• [The exercise] Where a line holds the word "filename", copy that line.

____________________

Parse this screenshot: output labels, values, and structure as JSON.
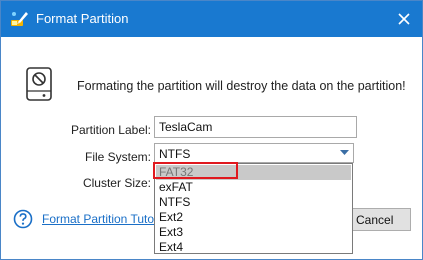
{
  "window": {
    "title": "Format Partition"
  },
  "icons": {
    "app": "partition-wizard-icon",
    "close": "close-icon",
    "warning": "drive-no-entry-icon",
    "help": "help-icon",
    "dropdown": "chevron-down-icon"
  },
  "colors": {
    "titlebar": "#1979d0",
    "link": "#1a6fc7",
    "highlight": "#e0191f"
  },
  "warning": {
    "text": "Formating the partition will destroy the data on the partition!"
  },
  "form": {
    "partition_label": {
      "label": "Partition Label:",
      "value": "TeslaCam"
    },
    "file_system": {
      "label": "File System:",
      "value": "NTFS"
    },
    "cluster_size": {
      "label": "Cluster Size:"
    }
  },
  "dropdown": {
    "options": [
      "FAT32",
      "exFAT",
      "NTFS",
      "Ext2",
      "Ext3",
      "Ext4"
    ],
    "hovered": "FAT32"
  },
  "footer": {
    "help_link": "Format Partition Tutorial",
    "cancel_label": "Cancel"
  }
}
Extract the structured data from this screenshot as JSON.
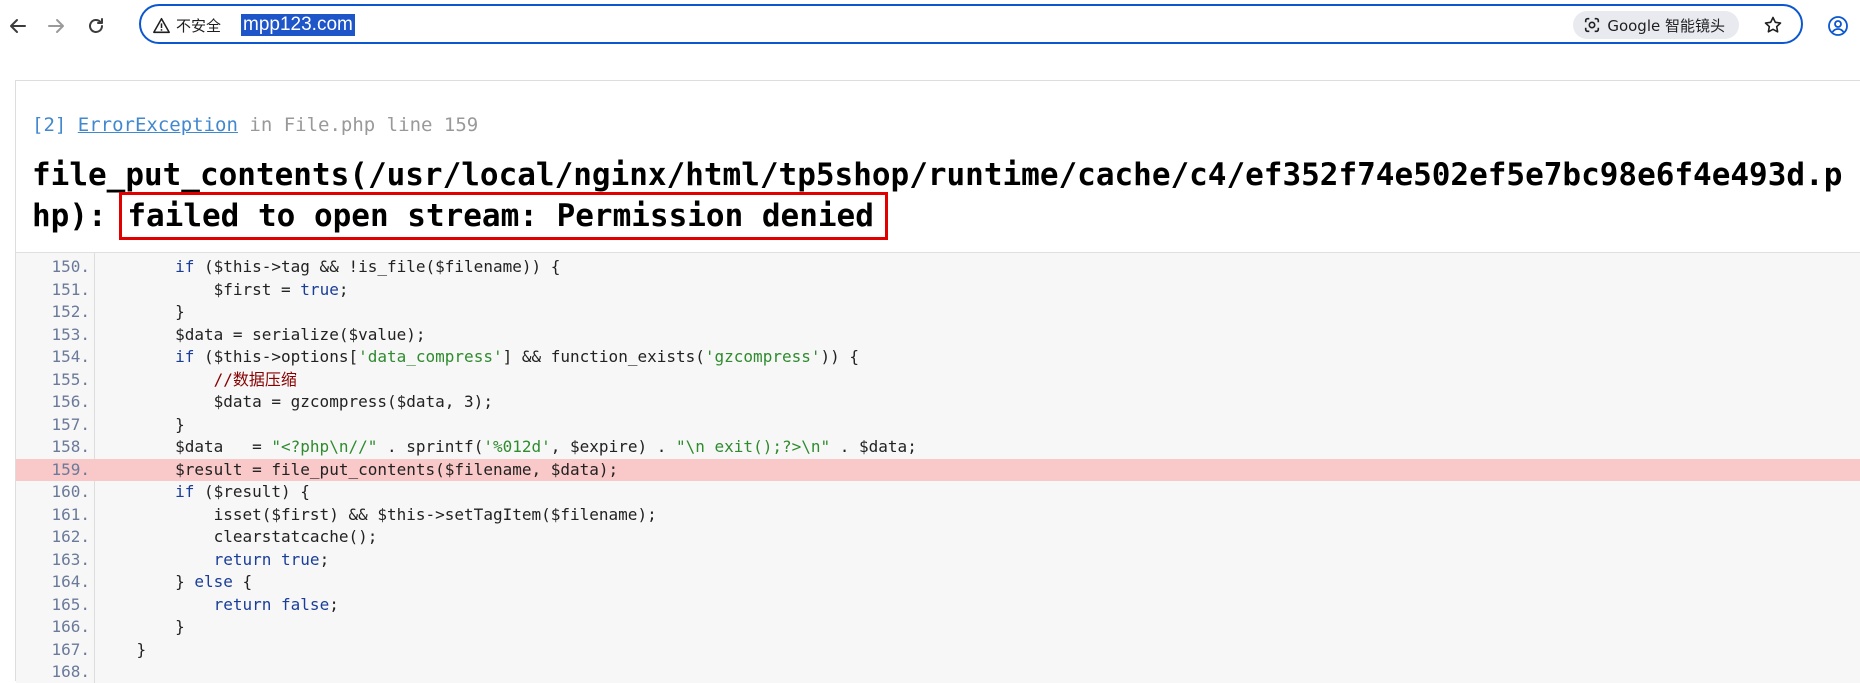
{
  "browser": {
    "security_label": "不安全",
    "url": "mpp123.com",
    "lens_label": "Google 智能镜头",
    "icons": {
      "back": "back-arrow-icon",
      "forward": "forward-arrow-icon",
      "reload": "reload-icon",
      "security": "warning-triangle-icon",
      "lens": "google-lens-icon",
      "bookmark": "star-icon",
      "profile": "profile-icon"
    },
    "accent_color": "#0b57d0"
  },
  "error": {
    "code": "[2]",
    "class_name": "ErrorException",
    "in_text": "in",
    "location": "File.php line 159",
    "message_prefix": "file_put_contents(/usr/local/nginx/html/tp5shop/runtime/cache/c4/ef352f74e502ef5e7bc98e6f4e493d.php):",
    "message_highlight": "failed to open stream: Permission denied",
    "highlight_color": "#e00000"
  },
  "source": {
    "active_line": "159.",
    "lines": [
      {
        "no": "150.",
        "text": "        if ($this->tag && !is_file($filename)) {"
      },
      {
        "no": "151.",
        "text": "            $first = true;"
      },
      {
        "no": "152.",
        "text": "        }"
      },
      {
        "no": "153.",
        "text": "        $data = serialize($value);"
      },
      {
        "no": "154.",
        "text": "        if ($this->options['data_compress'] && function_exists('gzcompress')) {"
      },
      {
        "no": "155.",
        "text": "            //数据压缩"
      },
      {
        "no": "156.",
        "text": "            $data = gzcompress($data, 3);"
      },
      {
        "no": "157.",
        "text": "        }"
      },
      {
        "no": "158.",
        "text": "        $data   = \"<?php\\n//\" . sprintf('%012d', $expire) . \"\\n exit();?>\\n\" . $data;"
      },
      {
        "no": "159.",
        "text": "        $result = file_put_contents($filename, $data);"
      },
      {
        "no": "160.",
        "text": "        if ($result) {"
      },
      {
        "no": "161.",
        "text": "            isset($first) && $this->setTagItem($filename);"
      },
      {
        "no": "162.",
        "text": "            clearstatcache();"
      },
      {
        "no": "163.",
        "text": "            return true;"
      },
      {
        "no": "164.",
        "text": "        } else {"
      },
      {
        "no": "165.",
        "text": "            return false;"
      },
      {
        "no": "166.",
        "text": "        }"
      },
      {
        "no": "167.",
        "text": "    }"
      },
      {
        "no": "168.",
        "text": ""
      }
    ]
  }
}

____________________

• [The solution]
        "text": "        if ($this->tag && !is_file($filename)) {"
        "text": "        $result = file_put_contents($filename, $data);"
        "text": "            isset($first) && $this->setTagItem($filename);"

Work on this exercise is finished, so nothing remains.